+++ PROVIDED INFORMATION

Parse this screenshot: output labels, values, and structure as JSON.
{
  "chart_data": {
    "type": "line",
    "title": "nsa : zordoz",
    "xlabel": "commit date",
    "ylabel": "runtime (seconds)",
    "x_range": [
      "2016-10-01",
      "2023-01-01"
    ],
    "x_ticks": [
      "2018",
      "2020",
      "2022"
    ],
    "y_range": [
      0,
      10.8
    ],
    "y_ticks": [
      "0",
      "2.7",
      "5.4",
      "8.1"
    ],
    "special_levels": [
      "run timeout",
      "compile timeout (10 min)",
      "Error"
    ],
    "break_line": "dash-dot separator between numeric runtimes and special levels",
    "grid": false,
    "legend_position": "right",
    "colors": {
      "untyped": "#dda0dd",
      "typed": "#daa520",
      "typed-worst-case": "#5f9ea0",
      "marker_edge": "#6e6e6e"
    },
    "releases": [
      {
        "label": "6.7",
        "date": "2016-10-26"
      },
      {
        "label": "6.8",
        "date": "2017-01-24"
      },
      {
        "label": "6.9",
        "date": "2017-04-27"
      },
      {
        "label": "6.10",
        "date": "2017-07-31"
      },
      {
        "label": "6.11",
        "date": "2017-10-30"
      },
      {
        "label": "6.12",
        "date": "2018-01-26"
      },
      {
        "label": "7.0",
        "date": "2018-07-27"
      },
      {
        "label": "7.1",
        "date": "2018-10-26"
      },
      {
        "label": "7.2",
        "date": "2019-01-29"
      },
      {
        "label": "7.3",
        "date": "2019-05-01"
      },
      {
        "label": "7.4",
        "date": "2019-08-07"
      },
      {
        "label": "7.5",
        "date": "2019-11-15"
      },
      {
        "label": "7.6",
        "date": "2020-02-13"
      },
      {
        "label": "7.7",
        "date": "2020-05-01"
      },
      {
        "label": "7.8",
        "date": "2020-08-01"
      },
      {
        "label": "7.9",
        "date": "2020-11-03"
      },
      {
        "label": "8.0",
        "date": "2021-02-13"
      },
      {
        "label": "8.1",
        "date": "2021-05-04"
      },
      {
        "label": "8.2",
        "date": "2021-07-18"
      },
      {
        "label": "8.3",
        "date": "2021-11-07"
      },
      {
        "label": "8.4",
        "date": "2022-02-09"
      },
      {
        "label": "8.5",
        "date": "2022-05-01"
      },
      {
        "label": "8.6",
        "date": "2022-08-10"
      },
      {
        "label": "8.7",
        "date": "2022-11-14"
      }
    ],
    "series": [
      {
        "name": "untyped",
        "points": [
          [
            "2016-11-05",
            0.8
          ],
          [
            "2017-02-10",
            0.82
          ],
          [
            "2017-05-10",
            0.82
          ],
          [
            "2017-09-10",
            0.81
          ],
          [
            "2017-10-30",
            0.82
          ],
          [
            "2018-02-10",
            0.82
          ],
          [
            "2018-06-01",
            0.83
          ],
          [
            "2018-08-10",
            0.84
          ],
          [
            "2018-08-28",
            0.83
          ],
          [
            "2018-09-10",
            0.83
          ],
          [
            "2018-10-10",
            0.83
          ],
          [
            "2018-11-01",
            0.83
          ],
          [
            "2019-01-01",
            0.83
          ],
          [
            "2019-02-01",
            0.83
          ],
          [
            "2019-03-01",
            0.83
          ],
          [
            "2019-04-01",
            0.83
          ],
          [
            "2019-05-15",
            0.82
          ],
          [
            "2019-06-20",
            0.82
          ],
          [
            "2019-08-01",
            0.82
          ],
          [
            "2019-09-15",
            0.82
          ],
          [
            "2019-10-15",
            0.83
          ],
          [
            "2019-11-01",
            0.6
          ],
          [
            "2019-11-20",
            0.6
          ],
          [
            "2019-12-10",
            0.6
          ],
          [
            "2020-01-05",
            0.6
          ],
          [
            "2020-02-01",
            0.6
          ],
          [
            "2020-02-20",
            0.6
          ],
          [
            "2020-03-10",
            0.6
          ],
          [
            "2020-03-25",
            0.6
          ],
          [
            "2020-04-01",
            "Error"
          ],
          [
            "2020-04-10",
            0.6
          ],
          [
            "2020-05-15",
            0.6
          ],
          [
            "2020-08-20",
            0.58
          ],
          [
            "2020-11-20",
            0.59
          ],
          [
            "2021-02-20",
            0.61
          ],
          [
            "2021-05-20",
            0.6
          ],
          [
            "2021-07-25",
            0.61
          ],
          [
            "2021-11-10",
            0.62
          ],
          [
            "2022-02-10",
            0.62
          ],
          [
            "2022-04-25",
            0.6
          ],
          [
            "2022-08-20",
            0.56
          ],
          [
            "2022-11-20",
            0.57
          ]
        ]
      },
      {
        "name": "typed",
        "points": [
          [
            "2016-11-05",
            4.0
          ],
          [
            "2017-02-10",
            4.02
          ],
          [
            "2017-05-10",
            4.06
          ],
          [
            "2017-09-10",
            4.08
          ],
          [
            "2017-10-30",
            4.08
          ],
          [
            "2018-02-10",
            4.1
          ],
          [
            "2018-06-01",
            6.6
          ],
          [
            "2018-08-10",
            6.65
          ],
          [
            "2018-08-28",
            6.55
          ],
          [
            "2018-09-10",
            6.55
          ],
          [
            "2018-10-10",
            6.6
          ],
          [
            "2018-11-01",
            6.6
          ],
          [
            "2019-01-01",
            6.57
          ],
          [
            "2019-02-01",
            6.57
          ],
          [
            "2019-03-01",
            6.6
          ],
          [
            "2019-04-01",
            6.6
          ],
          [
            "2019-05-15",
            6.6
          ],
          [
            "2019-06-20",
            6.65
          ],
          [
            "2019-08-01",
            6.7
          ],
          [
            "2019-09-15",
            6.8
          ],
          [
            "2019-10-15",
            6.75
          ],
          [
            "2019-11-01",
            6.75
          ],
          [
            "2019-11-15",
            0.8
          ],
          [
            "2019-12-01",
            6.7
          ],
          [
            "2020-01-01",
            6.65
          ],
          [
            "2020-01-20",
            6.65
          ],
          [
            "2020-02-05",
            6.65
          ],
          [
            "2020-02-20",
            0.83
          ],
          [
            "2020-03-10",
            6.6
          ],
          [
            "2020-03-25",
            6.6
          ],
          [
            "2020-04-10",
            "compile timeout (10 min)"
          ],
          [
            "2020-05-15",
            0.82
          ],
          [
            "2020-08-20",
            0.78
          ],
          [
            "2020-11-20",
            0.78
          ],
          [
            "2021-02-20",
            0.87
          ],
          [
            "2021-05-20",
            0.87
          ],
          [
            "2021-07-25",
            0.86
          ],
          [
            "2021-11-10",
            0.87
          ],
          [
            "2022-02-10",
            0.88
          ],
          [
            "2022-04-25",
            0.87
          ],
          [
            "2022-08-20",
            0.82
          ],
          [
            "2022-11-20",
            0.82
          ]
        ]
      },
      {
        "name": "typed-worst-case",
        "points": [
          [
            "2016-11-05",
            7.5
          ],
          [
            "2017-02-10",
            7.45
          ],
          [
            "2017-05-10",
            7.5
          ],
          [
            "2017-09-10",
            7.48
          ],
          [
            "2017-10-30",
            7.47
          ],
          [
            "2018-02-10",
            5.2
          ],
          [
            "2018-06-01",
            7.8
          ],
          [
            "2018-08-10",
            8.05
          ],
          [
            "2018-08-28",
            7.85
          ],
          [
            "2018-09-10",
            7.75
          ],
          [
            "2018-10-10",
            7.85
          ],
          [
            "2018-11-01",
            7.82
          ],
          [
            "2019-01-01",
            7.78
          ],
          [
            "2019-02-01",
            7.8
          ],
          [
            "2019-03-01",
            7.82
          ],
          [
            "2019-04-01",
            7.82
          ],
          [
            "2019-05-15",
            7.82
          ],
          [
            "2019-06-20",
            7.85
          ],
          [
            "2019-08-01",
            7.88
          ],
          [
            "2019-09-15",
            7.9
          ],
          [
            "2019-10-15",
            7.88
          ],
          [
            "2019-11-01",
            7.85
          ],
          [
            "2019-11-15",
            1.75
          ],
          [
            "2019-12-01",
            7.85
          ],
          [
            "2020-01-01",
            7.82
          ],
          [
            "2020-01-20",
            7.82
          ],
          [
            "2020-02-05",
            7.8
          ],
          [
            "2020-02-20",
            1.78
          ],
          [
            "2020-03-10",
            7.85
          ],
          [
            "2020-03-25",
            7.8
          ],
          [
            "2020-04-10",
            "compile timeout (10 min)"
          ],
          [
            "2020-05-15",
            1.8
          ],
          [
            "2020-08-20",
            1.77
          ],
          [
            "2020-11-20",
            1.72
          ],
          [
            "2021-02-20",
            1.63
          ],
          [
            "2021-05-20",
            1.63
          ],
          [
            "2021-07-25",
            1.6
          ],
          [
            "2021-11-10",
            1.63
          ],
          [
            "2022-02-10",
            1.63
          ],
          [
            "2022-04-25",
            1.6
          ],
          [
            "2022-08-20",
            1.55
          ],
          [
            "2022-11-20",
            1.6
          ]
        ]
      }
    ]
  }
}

++++++

Report each line in the data that holds the word "worst".

ANSWER TO THIS TASK:
      "typed-worst-case": "#5f9ea0",
        "name": "typed-worst-case",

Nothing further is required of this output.